Some records
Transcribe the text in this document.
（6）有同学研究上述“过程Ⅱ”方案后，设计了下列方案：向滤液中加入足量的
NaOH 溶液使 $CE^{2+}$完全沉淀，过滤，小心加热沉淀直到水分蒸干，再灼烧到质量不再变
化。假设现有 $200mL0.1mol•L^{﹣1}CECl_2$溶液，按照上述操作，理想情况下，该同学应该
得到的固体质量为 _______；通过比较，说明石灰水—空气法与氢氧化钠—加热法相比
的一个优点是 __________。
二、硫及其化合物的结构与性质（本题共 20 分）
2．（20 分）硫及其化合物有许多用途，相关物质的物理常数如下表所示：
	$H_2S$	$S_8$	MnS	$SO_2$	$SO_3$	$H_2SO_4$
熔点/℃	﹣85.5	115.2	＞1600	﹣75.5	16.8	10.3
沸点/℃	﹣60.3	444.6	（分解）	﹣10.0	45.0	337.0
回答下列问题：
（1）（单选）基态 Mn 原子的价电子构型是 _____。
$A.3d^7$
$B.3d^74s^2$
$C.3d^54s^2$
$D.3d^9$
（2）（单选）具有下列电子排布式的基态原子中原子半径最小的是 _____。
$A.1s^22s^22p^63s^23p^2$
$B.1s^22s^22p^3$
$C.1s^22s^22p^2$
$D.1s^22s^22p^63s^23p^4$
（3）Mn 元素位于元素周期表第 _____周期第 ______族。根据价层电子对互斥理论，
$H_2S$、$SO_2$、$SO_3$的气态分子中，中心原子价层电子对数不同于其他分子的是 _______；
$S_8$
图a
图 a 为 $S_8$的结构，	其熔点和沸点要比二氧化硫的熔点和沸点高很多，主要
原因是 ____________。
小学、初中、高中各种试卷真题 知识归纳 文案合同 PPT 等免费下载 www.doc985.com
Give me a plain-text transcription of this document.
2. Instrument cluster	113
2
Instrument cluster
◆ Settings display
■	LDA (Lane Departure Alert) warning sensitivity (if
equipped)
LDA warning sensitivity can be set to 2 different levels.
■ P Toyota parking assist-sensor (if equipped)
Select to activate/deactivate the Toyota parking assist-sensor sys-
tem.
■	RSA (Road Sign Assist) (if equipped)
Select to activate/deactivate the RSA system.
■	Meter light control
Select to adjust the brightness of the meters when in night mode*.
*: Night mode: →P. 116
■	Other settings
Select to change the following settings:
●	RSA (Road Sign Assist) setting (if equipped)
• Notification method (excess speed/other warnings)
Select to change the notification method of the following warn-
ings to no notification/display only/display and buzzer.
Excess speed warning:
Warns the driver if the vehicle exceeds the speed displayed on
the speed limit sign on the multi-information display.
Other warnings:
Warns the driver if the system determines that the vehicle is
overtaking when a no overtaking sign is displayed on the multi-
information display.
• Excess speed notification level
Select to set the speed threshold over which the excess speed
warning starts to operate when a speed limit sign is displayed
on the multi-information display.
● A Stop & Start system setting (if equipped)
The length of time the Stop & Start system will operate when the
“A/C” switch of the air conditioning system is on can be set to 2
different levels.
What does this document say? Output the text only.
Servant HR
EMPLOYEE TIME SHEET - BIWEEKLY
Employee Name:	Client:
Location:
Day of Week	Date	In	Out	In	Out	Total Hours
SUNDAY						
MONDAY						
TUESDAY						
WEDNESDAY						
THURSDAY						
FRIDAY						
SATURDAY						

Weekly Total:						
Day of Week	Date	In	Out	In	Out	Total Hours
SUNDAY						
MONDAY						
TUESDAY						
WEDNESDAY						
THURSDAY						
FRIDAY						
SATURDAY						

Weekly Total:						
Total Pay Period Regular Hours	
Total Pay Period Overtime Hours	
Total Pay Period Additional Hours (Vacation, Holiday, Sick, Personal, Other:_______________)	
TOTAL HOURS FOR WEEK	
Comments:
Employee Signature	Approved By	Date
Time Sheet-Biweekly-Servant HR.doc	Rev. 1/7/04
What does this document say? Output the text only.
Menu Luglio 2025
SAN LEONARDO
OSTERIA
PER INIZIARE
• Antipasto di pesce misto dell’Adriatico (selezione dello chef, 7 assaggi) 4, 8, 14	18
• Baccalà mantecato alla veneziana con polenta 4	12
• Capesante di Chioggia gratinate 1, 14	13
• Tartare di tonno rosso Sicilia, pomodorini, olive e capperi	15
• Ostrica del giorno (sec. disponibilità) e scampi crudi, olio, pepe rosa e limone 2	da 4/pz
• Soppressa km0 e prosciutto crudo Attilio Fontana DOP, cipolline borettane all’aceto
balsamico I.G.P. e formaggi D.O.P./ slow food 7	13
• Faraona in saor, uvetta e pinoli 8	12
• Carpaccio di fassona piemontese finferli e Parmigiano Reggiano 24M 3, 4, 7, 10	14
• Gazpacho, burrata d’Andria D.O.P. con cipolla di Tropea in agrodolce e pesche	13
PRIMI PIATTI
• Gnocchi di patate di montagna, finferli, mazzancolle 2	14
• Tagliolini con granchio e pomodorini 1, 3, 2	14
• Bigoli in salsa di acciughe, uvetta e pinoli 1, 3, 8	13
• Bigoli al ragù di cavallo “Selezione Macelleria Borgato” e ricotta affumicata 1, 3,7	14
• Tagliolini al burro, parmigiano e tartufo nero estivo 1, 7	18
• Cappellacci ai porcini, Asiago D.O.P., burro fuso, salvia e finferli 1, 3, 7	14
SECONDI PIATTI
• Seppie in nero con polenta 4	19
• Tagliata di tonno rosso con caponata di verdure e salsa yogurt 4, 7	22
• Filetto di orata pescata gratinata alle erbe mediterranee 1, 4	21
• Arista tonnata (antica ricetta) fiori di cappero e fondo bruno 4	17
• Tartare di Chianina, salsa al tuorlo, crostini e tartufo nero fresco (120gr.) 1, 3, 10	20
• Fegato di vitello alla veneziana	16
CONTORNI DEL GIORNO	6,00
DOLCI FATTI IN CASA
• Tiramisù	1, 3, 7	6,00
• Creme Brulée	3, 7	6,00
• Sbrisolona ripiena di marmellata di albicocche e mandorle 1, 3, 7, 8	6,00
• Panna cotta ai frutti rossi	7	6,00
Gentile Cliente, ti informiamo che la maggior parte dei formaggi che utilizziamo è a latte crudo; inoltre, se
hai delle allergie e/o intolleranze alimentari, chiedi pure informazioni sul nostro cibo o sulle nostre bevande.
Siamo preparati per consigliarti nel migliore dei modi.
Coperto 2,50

> TASK DESCRIPTION:
Scan the listing above for the word "Road" and copy every line that holds it.

> EXERCISE RESULT:
■	RSA (Road Sign Assist) (if equipped)
●	RSA (Road Sign Assist) setting (if equipped)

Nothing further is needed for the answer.